**EXERCISE DETAILS:** Could you give the data below again, exactly and completely?

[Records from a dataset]
** Start **

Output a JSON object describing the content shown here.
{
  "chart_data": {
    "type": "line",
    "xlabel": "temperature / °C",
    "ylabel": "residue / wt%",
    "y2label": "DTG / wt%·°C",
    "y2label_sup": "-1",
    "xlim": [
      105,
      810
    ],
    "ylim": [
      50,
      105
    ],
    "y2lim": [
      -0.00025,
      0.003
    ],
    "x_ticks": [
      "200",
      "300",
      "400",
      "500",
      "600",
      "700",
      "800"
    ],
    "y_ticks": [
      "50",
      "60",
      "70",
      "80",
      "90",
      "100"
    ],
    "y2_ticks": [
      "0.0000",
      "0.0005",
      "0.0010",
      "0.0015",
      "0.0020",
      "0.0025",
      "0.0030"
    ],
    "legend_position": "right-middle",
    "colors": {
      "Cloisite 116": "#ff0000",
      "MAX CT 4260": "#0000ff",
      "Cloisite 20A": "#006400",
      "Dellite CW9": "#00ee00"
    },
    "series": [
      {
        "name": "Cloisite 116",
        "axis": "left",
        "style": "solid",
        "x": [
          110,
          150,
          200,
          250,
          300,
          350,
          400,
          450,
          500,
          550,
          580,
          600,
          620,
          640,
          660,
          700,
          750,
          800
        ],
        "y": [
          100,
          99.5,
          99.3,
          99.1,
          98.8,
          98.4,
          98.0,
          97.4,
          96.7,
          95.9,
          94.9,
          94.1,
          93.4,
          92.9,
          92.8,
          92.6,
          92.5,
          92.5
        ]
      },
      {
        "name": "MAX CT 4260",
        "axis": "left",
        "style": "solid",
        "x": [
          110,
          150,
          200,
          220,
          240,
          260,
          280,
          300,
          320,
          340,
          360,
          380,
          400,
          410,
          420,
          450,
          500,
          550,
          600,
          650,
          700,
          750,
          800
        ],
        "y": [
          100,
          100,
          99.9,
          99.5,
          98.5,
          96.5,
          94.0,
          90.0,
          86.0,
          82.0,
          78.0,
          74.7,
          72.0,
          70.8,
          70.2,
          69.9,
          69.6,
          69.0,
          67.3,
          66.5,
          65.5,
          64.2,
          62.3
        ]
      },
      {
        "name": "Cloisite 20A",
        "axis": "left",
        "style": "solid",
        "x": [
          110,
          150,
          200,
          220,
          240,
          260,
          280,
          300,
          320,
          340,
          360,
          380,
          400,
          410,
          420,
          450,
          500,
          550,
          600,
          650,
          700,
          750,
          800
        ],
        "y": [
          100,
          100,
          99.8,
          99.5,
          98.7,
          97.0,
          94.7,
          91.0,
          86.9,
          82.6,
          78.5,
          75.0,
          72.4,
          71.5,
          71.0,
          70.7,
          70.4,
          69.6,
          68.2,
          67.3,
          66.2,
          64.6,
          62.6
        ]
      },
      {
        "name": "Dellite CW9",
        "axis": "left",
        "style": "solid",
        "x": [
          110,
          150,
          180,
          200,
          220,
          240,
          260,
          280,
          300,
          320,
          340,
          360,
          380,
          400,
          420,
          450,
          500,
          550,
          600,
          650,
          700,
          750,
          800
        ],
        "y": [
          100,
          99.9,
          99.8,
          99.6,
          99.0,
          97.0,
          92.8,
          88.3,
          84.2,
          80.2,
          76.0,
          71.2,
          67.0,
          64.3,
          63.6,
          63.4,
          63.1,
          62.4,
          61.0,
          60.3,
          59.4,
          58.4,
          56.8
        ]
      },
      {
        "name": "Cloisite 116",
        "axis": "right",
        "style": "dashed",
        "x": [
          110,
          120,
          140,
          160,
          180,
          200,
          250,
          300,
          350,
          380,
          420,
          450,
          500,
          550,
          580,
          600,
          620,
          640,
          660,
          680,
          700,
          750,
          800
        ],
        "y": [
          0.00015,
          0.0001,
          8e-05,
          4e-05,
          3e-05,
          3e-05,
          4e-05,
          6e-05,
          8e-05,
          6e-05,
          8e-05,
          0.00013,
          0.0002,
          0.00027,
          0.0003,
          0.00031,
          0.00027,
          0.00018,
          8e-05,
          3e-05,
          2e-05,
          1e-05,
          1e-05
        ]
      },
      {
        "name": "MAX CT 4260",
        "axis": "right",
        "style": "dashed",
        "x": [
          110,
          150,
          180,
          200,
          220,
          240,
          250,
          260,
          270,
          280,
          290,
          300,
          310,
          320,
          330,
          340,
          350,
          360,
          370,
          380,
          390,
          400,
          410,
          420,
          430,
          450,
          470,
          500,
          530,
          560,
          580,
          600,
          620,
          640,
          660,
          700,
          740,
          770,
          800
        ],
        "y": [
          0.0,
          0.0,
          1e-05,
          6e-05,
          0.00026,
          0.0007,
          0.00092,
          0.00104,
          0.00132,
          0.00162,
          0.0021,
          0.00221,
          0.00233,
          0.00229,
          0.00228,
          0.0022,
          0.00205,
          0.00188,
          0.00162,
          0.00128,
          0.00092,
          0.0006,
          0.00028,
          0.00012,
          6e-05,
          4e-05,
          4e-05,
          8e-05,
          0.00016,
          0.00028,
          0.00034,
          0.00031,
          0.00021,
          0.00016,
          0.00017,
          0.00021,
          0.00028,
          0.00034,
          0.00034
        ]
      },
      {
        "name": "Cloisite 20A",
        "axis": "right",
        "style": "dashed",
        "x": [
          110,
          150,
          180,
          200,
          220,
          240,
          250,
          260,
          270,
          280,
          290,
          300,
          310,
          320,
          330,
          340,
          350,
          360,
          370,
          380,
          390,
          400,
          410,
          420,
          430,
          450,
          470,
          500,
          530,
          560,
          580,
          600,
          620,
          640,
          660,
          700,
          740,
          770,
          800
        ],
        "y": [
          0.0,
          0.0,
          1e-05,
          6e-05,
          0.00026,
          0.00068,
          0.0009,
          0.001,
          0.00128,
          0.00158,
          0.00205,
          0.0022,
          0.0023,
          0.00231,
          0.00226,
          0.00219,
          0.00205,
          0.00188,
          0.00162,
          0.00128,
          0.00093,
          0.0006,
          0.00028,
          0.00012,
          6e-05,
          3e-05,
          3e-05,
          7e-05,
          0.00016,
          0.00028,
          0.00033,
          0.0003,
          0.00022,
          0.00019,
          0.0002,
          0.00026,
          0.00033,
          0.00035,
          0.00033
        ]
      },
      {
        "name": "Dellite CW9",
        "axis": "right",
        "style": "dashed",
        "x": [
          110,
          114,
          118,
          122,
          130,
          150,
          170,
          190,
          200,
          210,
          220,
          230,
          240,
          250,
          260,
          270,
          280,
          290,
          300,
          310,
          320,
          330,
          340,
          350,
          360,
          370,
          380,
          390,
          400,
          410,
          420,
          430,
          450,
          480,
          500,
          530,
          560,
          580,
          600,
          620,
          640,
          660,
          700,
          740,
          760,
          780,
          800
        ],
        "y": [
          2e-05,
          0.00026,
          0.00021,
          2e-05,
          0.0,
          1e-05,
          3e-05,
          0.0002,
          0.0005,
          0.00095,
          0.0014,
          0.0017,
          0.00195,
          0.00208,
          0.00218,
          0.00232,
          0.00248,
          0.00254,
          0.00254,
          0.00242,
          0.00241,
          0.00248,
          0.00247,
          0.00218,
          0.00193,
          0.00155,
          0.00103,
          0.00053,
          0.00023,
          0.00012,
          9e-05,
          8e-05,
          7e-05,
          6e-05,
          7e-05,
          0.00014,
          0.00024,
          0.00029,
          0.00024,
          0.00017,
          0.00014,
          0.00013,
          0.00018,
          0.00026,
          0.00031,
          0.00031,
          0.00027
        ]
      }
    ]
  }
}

** End **

**ANSWER TO THE TASK:**
Output a JSON object describing the content shown here.
{
  "chart_data": {
    "type": "line",
    "xlabel": "temperature / °C",
    "ylabel": "residue / wt%",
    "y2label": "DTG / wt%·°C",
    "y2label_sup": "-1",
    "xlim": [
      105,
      810
    ],
    "ylim": [
      50,
      105
    ],
    "y2lim": [
      -0.00025,
      0.003
    ],
    "x_ticks": [
      "200",
      "300",
      "400",
      "500",
      "600",
      "700",
      "800"
    ],
    "y_ticks": [
      "50",
      "60",
      "70",
      "80",
      "90",
      "100"
    ],
    "y2_ticks": [
      "0.0000",
      "0.0005",
      "0.0010",
      "0.0015",
      "0.0020",
      "0.0025",
      "0.0030"
    ],
    "legend_position": "right-middle",
    "colors": {
      "Cloisite 116": "#ff0000",
      "MAX CT 4260": "#0000ff",
      "Cloisite 20A": "#006400",
      "Dellite CW9": "#00ee00"
    },
    "series": [
      {
        "name": "Cloisite 116",
        "axis": "left",
        "style": "solid",
        "x": [
          110,
          150,
          200,
          250,
          300,
          350,
          400,
          450,
          500,
          550,
          580,
          600,
          620,
          640,
          660,
          700,
          750,
          800
        ],
        "y": [
          100,
          99.5,
          99.3,
          99.1,
          98.8,
          98.4,
          98.0,
          97.4,
          96.7,
          95.9,
          94.9,
          94.1,
          93.4,
          92.9,
          92.8,
          92.6,
          92.5,
          92.5
        ]
      },
      {
        "name": "MAX CT 4260",
        "axis": "left",
        "style": "solid",
        "x": [
          110,
          150,
          200,
          220,
          240,
          260,
          280,
          300,
          320,
          340,
          360,
          380,
          400,
          410,
          420,
          450,
          500,
          550,
          600,
          650,
          700,
          750,
          800
        ],
        "y": [
          100,
          100,
          99.9,
          99.5,
          98.5,
          96.5,
          94.0,
          90.0,
          86.0,
          82.0,
          78.0,
          74.7,
          72.0,
          70.8,
          70.2,
          69.9,
          69.6,
          69.0,
          67.3,
          66.5,
          65.5,
          64.2,
          62.3
        ]
      },
      {
        "name": "Cloisite 20A",
        "axis": "left",
        "style": "solid",
        "x": [
          110,
          150,
          200,
          220,
          240,
          260,
          280,
          300,
          320,
          340,
          360,
          380,
          400,
          410,
          420,
          450,
          500,
          550,
          600,
          650,
          700,
          750,
          800
        ],
        "y": [
          100,
          100,
          99.8,
          99.5,
          98.7,
          97.0,
          94.7,
          91.0,
          86.9,
          82.6,
          78.5,
          75.0,
          72.4,
          71.5,
          71.0,
          70.7,
          70.4,
          69.6,
          68.2,
          67.3,
          66.2,
          64.6,
          62.6
        ]
      },
      {
        "name": "Dellite CW9",
        "axis": "left",
        "style": "solid",
        "x": [
          110,
          150,
          180,
          200,
          220,
          240,
          260,
          280,
          300,
          320,
          340,
          360,
          380,
          400,
          420,
          450,
          500,
          550,
          600,
          650,
          700,
          750,
          800
        ],
        "y": [
          100,
          99.9,
          99.8,
          99.6,
          99.0,
          97.0,
          92.8,
          88.3,
          84.2,
          80.2,
          76.0,
          71.2,
          67.0,
          64.3,
          63.6,
          63.4,
          63.1,
          62.4,
          61.0,
          60.3,
          59.4,
          58.4,
          56.8
        ]
      },
      {
        "name": "Cloisite 116",
        "axis": "right",
        "style": "dashed",
        "x": [
          110,
          120,
          140,
          160,
          180,
          200,
          250,
          300,
          350,
          380,
          420,
          450,
          500,
          550,
          580,
          600,
          620,
          640,
          660,
          680,
          700,
          750,
          800
        ],
        "y": [
          0.00015,
          0.0001,
          8e-05,
          4e-05,
          3e-05,
          3e-05,
          4e-05,
          6e-05,
          8e-05,
          6e-05,
          8e-05,
          0.00013,
          0.0002,
          0.00027,
          0.0003,
          0.00031,
          0.00027,
          0.00018,
          8e-05,
          3e-05,
          2e-05,
          1e-05,
          1e-05
        ]
      },
      {
        "name": "MAX CT 4260",
        "axis": "right",
        "style": "dashed",
        "x": [
          110,
          150,
          180,
          200,
          220,
          240,
          250,
          260,
          270,
          280,
          290,
          300,
          310,
          320,
          330,
          340,
          350,
          360,
          370,
          380,
          390,
          400,
          410,
          420,
          430,
          450,
          470,
          500,
          530,
          560,
          580,
          600,
          620,
          640,
          660,
          700,
          740,
          770,
          800
        ],
        "y": [
          0.0,
          0.0,
          1e-05,
          6e-05,
          0.00026,
          0.0007,
          0.00092,
          0.00104,
          0.00132,
          0.00162,
          0.0021,
          0.00221,
          0.00233,
          0.00229,
          0.00228,
          0.0022,
          0.00205,
          0.00188,
          0.00162,
          0.00128,
          0.00092,
          0.0006,
          0.00028,
          0.00012,
          6e-05,
          4e-05,
          4e-05,
          8e-05,
          0.00016,
          0.00028,
          0.00034,
          0.00031,
          0.00021,
          0.00016,
          0.00017,
          0.00021,
          0.00028,
          0.00034,
          0.00034
        ]
      },
      {
        "name": "Cloisite 20A",
        "axis": "right",
        "style": "dashed",
        "x": [
          110,
          150,
          180,
          200,
          220,
          240,
          250,
          260,
          270,
          280,
          290,
          300,
          310,
          320,
          330,
          340,
          350,
          360,
          370,
          380,
          390,
          400,
          410,
          420,
          430,
          450,
          470,
          500,
          530,
          560,
          580,
          600,
          620,
          640,
          660,
          700,
          740,
          770,
          800
        ],
        "y": [
          0.0,
          0.0,
          1e-05,
          6e-05,
          0.00026,
          0.00068,
          0.0009,
          0.001,
          0.00128,
          0.00158,
          0.00205,
          0.0022,
          0.0023,
          0.00231,
          0.00226,
          0.00219,
          0.00205,
          0.00188,
          0.00162,
          0.00128,
          0.00093,
          0.0006,
          0.00028,
          0.00012,
          6e-05,
          3e-05,
          3e-05,
          7e-05,
          0.00016,
          0.00028,
          0.00033,
          0.0003,
          0.00022,
          0.00019,
          0.0002,
          0.00026,
          0.00033,
          0.00035,
          0.00033
        ]
      },
      {
        "name": "Dellite CW9",
        "axis": "right",
        "style": "dashed",
        "x": [
          110,
          114,
          118,
          122,
          130,
          150,
          170,
          190,
          200,
          210,
          220,
          230,
          240,
          250,
          260,
          270,
          280,
          290,
          300,
          310,
          320,
          330,
          340,
          350,
          360,
          370,
          380,
          390,
          400,
          410,
          420,
          430,
          450,
          480,
          500,
          530,
          560,
          580,
          600,
          620,
          640,
          660,
          700,
          740,
          760,
          780,
          800
        ],
        "y": [
          2e-05,
          0.00026,
          0.00021,
          2e-05,
          0.0,
          1e-05,
          3e-05,
          0.0002,
          0.0005,
          0.00095,
          0.0014,
          0.0017,
          0.00195,
          0.00208,
          0.00218,
          0.00232,
          0.00248,
          0.00254,
          0.00254,
          0.00242,
          0.00241,
          0.00248,
          0.00247,
          0.00218,
          0.00193,
          0.00155,
          0.00103,
          0.00053,
          0.00023,
          0.00012,
          9e-05,
          8e-05,
          7e-05,
          6e-05,
          7e-05,
          0.00014,
          0.00024,
          0.00029,
          0.00024,
          0.00017,
          0.00014,
          0.00013,
          0.00018,
          0.00026,
          0.00031,
          0.00031,
          0.00027
        ]
      }
    ]
  }
}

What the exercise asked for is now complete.